*Task details*: Give the records back in full, exactly as they read.

*Material to process*:
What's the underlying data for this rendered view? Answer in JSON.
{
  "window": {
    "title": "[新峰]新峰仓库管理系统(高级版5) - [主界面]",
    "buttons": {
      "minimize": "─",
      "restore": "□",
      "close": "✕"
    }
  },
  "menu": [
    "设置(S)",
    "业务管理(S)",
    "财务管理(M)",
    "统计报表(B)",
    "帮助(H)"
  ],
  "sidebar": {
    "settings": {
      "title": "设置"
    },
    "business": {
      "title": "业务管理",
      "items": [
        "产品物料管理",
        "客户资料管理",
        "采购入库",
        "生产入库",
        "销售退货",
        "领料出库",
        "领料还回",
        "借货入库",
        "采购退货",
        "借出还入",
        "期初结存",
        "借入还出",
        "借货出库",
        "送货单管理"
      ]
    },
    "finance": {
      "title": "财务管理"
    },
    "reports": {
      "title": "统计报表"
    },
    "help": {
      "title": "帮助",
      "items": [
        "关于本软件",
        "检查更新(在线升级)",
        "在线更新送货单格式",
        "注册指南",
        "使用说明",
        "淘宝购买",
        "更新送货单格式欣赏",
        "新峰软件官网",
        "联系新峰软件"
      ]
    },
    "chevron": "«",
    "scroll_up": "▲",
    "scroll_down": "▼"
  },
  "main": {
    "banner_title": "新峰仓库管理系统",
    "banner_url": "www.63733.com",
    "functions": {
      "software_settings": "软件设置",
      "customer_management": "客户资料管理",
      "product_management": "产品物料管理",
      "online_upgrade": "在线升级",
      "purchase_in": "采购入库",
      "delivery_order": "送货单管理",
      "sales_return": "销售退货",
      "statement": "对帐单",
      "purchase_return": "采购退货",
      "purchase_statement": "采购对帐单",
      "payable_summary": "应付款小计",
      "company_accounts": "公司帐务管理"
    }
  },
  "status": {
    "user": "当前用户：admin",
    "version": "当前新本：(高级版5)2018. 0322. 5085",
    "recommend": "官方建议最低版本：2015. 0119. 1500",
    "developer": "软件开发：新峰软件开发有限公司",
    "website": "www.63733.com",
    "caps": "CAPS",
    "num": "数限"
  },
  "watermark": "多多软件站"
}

*Exercise output*:
What's the underlying data for this rendered view? Answer in JSON.
{
  "window": {
    "title": "[新峰]新峰仓库管理系统(高级版5) - [主界面]",
    "buttons": {
      "minimize": "─",
      "restore": "□",
      "close": "✕"
    }
  },
  "menu": [
    "设置(S)",
    "业务管理(S)",
    "财务管理(M)",
    "统计报表(B)",
    "帮助(H)"
  ],
  "sidebar": {
    "settings": {
      "title": "设置"
    },
    "business": {
      "title": "业务管理",
      "items": [
        "产品物料管理",
        "客户资料管理",
        "采购入库",
        "生产入库",
        "销售退货",
        "领料出库",
        "领料还回",
        "借货入库",
        "采购退货",
        "借出还入",
        "期初结存",
        "借入还出",
        "借货出库",
        "送货单管理"
      ]
    },
    "finance": {
      "title": "财务管理"
    },
    "reports": {
      "title": "统计报表"
    },
    "help": {
      "title": "帮助",
      "items": [
        "关于本软件",
        "检查更新(在线升级)",
        "在线更新送货单格式",
        "注册指南",
        "使用说明",
        "淘宝购买",
        "更新送货单格式欣赏",
        "新峰软件官网",
        "联系新峰软件"
      ]
    },
    "chevron": "«",
    "scroll_up": "▲",
    "scroll_down": "▼"
  },
  "main": {
    "banner_title": "新峰仓库管理系统",
    "banner_url": "www.63733.com",
    "functions": {
      "software_settings": "软件设置",
      "customer_management": "客户资料管理",
      "product_management": "产品物料管理",
      "online_upgrade": "在线升级",
      "purchase_in": "采购入库",
      "delivery_order": "送货单管理",
      "sales_return": "销售退货",
      "statement": "对帐单",
      "purchase_return": "采购退货",
      "purchase_statement": "采购对帐单",
      "payable_summary": "应付款小计",
      "company_accounts": "公司帐务管理"
    }
  },
  "status": {
    "user": "当前用户：admin",
    "version": "当前新本：(高级版5)2018. 0322. 5085",
    "recommend": "官方建议最低版本：2015. 0119. 1500",
    "developer": "软件开发：新峰软件开发有限公司",
    "website": "www.63733.com",
    "caps": "CAPS",
    "num": "数限"
  },
  "watermark": "多多软件站"
}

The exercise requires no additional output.